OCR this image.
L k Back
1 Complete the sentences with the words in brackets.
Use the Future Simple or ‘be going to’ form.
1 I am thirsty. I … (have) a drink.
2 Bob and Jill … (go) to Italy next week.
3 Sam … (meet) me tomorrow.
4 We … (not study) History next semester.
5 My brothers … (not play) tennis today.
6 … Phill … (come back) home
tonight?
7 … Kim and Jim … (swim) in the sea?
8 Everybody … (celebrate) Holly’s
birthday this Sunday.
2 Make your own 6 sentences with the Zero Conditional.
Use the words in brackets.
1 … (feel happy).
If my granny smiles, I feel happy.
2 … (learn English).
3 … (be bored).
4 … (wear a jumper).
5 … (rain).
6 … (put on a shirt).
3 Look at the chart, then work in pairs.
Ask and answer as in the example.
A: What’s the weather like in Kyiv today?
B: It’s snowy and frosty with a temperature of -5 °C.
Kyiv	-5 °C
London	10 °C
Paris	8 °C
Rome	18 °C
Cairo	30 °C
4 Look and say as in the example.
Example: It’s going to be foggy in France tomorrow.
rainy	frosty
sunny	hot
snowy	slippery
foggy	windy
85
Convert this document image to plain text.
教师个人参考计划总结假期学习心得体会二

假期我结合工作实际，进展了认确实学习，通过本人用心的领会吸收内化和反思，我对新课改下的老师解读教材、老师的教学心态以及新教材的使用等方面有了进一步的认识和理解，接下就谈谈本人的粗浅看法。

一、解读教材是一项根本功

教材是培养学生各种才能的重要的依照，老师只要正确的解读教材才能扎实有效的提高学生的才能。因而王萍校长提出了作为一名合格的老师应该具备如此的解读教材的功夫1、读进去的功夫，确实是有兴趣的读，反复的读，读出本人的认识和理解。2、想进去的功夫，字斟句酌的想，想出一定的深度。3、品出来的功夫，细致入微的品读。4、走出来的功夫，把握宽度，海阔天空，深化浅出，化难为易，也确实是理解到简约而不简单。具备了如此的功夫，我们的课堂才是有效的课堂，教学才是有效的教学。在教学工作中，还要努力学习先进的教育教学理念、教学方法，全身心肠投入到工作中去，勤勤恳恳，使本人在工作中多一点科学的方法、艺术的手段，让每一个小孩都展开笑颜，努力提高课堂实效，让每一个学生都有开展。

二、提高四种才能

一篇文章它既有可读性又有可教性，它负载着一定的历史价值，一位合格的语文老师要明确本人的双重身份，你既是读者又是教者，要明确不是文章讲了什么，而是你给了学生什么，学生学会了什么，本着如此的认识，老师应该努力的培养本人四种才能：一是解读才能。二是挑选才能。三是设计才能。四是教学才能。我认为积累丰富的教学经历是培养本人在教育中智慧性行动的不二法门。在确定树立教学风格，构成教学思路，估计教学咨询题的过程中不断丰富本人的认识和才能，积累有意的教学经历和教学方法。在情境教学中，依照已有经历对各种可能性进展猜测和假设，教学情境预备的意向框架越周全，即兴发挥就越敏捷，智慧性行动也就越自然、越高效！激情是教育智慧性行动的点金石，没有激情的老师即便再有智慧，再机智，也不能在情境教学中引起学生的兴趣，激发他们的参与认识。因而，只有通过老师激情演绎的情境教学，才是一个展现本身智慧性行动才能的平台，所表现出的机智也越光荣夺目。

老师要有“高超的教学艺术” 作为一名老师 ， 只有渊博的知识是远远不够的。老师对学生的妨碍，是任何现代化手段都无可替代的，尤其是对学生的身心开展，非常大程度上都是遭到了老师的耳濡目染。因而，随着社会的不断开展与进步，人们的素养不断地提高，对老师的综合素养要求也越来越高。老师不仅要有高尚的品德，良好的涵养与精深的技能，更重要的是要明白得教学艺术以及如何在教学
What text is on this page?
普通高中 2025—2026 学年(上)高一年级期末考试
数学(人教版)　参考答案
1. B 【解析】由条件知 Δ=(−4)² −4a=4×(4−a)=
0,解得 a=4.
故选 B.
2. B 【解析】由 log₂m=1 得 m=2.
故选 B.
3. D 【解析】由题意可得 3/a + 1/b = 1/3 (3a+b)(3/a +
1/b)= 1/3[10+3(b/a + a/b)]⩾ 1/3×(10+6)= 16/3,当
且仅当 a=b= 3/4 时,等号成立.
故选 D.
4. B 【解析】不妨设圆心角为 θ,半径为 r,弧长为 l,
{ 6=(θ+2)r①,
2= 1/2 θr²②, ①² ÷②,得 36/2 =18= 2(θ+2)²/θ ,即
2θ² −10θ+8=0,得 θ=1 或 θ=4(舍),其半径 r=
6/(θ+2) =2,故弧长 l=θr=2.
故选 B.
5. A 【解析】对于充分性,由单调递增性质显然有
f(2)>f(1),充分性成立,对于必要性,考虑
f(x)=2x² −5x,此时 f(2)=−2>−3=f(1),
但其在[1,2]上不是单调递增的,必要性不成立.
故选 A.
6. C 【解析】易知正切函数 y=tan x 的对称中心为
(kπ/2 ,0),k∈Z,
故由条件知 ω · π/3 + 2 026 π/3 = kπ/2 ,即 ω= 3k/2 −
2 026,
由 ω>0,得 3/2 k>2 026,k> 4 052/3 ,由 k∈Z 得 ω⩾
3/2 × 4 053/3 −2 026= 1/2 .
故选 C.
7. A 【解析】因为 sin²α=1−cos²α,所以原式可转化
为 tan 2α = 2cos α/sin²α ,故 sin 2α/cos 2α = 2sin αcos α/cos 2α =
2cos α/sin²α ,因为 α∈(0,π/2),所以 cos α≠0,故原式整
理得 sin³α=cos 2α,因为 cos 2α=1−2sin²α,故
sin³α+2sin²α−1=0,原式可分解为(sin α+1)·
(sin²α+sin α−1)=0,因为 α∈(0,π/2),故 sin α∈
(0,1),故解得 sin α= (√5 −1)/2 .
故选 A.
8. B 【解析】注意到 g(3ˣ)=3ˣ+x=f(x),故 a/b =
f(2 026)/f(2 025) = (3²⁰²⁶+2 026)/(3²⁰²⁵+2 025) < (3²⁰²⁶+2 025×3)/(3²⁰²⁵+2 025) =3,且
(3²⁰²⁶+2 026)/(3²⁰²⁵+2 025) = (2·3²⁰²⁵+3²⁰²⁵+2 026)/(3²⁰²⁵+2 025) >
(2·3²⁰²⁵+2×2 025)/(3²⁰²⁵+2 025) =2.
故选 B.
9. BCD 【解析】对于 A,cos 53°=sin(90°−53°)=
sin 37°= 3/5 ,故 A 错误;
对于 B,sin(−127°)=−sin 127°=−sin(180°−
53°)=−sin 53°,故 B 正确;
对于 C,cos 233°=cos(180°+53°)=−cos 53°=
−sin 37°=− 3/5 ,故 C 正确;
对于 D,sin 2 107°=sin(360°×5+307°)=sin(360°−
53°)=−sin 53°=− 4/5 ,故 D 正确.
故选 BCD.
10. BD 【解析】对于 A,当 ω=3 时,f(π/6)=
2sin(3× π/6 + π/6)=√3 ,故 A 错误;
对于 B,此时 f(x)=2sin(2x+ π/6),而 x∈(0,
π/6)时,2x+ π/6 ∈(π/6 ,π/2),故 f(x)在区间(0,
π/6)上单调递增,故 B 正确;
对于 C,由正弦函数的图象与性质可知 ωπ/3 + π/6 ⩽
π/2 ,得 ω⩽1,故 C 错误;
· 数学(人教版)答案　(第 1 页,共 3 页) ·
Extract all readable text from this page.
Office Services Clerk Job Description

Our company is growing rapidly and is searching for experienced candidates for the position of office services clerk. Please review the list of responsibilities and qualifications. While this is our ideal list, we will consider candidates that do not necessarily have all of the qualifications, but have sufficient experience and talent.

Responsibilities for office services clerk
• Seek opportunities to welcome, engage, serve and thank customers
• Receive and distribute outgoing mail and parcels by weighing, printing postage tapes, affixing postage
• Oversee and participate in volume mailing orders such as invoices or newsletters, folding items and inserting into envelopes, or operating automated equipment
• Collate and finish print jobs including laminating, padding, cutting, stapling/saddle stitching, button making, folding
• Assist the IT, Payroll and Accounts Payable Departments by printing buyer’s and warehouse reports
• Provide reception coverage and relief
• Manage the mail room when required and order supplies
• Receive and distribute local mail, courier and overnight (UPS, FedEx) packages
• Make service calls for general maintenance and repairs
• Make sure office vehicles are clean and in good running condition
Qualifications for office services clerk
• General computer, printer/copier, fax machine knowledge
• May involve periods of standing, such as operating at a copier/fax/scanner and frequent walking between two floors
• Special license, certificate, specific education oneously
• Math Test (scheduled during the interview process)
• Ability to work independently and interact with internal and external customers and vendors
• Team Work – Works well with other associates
-------
* [The request]: Report only how many lines of the listing hold the word "sentences".

* [Answer for this exercise]: 2